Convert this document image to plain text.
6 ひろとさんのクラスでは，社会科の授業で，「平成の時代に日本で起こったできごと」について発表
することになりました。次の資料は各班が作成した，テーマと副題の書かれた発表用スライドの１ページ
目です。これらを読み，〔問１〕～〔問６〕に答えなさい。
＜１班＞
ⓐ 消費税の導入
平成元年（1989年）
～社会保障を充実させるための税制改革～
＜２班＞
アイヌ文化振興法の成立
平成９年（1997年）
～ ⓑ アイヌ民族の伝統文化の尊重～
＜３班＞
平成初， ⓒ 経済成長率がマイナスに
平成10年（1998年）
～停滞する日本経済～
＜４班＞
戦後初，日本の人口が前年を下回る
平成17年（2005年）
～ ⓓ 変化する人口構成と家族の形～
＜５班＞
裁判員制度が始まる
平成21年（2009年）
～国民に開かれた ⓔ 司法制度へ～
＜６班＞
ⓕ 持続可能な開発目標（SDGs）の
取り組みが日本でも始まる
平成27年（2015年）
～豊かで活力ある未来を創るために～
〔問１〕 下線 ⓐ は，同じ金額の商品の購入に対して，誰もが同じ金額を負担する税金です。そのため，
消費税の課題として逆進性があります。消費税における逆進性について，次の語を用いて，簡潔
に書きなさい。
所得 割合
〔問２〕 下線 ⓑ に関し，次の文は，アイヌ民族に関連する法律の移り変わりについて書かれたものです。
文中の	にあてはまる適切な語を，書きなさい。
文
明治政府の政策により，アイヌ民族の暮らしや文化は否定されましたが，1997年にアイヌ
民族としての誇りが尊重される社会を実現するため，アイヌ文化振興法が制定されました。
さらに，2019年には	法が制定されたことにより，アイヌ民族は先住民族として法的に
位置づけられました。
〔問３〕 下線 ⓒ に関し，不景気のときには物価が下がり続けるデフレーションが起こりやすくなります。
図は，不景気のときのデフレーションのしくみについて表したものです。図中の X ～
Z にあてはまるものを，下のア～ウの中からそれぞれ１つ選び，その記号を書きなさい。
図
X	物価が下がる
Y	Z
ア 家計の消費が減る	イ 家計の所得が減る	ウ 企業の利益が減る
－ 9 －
--*--
What the task asks:
Copy out each record, keeping every word as it is.

The solution:
Convert this document image to plain text.
6 ひろとさんのクラスでは，社会科の授業で，「平成の時代に日本で起こったできごと」について発表
することになりました。次の資料は各班が作成した，テーマと副題の書かれた発表用スライドの１ページ
目です。これらを読み，〔問１〕～〔問６〕に答えなさい。
＜１班＞
ⓐ 消費税の導入
平成元年（1989年）
～社会保障を充実させるための税制改革～
＜２班＞
アイヌ文化振興法の成立
平成９年（1997年）
～ ⓑ アイヌ民族の伝統文化の尊重～
＜３班＞
平成初， ⓒ 経済成長率がマイナスに
平成10年（1998年）
～停滞する日本経済～
＜４班＞
戦後初，日本の人口が前年を下回る
平成17年（2005年）
～ ⓓ 変化する人口構成と家族の形～
＜５班＞
裁判員制度が始まる
平成21年（2009年）
～国民に開かれた ⓔ 司法制度へ～
＜６班＞
ⓕ 持続可能な開発目標（SDGs）の
取り組みが日本でも始まる
平成27年（2015年）
～豊かで活力ある未来を創るために～
〔問１〕 下線 ⓐ は，同じ金額の商品の購入に対して，誰もが同じ金額を負担する税金です。そのため，
消費税の課題として逆進性があります。消費税における逆進性について，次の語を用いて，簡潔
に書きなさい。
所得 割合
〔問２〕 下線 ⓑ に関し，次の文は，アイヌ民族に関連する法律の移り変わりについて書かれたものです。
文中の	にあてはまる適切な語を，書きなさい。
文
明治政府の政策により，アイヌ民族の暮らしや文化は否定されましたが，1997年にアイヌ
民族としての誇りが尊重される社会を実現するため，アイヌ文化振興法が制定されました。
さらに，2019年には	法が制定されたことにより，アイヌ民族は先住民族として法的に
位置づけられました。
〔問３〕 下線 ⓒ に関し，不景気のときには物価が下がり続けるデフレーションが起こりやすくなります。
図は，不景気のときのデフレーションのしくみについて表したものです。図中の X ～
Z にあてはまるものを，下のア～ウの中からそれぞれ１つ選び，その記号を書きなさい。
図
X	物価が下がる
Y	Z
ア 家計の消費が減る	イ 家計の所得が減る	ウ 企業の利益が減る
－ 9 －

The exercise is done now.